--- Begin GIVEN RECORDS ---

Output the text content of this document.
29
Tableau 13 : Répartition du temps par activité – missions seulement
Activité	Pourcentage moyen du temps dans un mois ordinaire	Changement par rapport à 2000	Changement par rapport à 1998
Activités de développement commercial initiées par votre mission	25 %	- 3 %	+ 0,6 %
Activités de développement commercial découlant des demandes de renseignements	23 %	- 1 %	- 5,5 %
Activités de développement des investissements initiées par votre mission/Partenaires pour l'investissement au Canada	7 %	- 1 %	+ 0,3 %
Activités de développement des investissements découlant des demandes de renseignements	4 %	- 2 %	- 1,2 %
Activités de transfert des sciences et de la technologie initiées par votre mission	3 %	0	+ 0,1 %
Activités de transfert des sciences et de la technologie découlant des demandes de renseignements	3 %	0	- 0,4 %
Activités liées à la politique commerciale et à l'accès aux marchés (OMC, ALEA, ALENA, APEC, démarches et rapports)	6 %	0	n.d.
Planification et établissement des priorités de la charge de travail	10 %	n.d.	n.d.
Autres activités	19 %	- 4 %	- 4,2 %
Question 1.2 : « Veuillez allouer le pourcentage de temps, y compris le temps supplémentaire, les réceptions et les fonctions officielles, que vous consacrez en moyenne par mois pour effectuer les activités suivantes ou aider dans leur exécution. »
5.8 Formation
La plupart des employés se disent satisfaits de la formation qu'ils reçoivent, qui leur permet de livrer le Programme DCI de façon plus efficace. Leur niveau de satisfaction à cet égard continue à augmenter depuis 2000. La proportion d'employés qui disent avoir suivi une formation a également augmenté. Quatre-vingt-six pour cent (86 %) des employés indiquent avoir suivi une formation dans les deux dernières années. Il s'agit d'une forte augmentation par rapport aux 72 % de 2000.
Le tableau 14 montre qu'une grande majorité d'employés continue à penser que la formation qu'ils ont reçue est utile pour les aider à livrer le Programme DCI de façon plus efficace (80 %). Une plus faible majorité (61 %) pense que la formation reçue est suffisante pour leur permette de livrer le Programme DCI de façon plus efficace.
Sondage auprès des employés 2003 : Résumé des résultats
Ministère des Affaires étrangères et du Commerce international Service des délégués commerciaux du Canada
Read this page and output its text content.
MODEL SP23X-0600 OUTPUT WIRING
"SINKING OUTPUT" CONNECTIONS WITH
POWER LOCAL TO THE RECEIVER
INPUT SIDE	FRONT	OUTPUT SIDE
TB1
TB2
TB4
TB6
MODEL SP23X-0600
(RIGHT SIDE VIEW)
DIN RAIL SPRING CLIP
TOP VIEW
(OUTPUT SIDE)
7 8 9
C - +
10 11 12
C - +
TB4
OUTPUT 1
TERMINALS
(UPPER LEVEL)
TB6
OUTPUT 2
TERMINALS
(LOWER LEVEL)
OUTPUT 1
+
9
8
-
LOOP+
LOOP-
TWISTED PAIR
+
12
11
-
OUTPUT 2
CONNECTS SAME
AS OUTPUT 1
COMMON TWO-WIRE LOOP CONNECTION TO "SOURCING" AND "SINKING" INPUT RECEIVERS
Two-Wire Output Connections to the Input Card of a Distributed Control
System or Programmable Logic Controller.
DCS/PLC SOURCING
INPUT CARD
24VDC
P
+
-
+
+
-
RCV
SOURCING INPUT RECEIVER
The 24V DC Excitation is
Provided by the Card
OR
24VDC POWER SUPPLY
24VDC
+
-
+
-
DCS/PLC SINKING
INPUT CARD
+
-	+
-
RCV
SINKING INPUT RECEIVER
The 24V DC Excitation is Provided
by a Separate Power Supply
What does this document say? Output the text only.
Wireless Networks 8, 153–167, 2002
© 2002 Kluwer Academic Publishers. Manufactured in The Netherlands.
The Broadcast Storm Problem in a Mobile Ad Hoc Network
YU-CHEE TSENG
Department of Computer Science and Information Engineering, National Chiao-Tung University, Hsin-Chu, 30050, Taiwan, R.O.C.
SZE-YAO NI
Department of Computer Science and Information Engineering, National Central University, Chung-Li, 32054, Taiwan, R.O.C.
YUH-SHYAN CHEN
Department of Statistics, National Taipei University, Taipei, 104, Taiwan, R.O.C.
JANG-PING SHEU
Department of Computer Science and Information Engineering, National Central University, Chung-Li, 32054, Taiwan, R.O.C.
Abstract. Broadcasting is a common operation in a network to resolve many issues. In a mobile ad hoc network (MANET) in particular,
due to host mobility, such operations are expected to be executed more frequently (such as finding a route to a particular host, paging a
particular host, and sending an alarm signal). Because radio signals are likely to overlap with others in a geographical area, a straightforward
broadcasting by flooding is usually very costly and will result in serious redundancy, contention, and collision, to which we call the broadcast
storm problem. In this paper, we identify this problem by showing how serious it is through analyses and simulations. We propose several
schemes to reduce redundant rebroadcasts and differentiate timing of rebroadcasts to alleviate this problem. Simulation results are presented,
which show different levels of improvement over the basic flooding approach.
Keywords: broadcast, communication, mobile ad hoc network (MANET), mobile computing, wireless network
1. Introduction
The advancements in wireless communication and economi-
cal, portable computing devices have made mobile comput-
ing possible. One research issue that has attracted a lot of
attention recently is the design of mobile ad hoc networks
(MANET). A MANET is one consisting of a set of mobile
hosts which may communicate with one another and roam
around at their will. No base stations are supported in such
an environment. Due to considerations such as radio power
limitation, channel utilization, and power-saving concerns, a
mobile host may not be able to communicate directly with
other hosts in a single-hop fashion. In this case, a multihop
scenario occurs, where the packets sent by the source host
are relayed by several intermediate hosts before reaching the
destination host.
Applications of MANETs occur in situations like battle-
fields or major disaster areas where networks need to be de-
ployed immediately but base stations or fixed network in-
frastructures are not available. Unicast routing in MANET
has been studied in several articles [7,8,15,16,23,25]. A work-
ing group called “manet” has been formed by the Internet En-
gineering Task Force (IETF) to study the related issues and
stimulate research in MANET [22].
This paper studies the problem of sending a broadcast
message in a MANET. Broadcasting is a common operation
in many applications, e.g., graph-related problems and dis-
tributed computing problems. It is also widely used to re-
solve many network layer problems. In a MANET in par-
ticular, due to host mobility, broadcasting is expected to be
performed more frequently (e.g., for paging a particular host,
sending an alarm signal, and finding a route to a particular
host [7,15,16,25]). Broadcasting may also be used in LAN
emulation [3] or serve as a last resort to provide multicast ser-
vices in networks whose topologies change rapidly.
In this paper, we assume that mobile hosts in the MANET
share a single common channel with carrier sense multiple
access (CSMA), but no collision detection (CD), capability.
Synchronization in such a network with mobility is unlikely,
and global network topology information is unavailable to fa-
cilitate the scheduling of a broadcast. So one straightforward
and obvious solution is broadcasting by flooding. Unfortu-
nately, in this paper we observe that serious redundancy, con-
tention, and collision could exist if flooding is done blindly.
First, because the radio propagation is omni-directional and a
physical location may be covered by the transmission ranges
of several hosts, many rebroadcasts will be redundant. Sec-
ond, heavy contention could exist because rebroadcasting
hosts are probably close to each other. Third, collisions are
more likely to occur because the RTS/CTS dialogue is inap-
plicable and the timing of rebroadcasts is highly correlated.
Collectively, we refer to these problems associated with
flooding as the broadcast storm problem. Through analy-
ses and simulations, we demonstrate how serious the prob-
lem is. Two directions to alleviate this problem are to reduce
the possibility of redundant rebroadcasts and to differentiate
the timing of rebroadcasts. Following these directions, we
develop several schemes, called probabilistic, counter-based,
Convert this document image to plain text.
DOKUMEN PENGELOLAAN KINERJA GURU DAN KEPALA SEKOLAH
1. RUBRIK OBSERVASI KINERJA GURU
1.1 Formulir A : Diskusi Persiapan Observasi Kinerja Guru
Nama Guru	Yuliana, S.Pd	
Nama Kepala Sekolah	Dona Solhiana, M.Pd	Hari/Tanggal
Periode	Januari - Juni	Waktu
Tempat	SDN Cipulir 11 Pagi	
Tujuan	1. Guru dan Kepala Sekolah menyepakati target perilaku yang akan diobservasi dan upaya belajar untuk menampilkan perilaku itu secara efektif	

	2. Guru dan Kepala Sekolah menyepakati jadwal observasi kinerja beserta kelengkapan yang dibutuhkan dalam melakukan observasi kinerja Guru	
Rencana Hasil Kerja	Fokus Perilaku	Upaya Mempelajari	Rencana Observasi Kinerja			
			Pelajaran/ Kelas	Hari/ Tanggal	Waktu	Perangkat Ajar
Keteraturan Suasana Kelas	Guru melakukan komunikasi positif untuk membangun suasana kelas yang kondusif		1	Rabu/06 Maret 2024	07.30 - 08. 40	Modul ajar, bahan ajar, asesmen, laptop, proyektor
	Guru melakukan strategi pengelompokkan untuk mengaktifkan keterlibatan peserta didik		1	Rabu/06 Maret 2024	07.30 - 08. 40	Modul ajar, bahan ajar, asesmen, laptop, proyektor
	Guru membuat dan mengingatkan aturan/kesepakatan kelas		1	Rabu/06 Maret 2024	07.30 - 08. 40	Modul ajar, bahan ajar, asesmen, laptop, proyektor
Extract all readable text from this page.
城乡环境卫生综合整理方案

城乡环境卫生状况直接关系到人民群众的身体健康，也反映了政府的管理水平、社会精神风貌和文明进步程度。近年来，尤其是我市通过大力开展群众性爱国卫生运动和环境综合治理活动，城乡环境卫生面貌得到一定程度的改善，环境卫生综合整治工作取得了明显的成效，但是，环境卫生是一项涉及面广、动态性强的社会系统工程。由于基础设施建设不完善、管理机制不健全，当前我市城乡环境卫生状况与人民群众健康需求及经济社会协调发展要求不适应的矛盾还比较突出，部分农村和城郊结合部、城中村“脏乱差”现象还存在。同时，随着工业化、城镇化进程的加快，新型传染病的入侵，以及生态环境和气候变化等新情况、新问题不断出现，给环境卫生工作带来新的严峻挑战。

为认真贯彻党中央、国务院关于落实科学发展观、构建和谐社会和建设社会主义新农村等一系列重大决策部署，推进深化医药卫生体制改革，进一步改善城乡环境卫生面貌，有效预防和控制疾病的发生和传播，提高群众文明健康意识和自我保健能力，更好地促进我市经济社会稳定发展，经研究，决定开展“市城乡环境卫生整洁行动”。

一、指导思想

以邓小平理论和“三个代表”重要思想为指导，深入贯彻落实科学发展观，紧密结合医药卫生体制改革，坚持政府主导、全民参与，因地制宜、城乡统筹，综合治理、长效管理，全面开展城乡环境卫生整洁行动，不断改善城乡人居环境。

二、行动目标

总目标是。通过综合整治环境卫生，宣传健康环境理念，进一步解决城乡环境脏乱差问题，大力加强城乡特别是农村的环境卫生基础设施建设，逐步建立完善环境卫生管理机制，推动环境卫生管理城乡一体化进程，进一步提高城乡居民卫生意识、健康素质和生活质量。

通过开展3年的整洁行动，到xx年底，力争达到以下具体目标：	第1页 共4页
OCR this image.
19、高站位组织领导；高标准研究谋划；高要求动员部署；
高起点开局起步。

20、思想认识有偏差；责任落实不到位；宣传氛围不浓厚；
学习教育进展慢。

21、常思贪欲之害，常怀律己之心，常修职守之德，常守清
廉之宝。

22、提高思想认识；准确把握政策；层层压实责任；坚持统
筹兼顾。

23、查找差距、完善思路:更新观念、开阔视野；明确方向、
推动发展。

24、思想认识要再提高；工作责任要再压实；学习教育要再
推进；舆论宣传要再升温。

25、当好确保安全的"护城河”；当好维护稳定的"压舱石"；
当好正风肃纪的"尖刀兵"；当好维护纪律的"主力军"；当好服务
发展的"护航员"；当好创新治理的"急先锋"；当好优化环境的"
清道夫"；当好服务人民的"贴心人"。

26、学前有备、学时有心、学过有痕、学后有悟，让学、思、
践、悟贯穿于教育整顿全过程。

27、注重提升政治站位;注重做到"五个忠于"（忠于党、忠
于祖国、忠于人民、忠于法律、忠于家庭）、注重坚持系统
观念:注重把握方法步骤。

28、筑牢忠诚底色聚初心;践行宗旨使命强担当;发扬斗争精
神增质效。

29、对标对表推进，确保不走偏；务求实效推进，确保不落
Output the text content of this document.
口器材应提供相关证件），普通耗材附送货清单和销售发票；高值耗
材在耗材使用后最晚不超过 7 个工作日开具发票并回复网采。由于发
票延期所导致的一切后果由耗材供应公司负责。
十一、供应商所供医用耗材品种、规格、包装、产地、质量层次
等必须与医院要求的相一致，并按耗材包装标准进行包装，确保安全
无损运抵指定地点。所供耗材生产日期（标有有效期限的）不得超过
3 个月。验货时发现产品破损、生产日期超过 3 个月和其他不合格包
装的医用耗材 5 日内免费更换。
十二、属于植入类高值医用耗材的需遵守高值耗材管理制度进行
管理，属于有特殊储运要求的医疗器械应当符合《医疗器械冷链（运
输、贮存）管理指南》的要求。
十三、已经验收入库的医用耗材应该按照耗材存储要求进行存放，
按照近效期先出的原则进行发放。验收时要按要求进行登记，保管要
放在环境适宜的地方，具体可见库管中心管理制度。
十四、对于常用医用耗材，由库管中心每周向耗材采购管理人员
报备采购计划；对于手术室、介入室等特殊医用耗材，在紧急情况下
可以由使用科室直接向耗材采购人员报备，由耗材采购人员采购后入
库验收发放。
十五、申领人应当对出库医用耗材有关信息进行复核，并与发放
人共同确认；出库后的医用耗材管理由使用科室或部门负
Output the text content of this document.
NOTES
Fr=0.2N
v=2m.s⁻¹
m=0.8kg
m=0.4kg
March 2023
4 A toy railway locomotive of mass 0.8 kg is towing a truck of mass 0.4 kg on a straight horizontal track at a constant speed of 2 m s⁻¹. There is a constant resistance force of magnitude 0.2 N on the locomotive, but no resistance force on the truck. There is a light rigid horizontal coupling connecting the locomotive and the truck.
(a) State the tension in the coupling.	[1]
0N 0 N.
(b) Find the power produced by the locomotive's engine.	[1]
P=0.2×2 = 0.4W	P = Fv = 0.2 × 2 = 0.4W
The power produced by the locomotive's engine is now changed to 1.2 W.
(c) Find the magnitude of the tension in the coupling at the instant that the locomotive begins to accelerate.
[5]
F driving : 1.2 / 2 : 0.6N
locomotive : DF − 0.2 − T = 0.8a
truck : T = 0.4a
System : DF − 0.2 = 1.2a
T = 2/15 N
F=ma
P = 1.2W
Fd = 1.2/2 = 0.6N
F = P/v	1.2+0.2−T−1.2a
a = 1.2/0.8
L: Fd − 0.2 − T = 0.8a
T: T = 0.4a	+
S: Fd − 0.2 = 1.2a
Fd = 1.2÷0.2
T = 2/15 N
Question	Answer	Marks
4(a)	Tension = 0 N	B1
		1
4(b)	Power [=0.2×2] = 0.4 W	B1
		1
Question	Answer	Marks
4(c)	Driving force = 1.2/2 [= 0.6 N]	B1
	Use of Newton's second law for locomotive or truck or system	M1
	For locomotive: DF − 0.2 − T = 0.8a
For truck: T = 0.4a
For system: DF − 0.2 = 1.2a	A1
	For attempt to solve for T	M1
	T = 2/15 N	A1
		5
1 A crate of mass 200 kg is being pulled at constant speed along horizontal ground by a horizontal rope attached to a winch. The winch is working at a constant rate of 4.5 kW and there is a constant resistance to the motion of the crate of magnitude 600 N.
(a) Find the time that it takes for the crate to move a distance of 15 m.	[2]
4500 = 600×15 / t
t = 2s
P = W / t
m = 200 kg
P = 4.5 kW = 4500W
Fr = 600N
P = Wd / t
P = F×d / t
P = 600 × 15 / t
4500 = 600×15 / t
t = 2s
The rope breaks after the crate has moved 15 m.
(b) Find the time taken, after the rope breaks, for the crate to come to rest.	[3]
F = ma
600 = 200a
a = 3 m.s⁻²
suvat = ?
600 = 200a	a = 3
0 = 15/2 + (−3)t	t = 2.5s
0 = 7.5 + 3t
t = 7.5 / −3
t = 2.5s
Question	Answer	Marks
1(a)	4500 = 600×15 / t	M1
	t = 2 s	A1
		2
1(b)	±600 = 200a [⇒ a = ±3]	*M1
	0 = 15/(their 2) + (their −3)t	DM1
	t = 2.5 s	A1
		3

--- End GIVEN RECORDS ---

→ **TASK GOAL**: In the records above, how many lines hold the string "frequently"? Reply with only the number.

→ **OUTPUT BELOW**: 2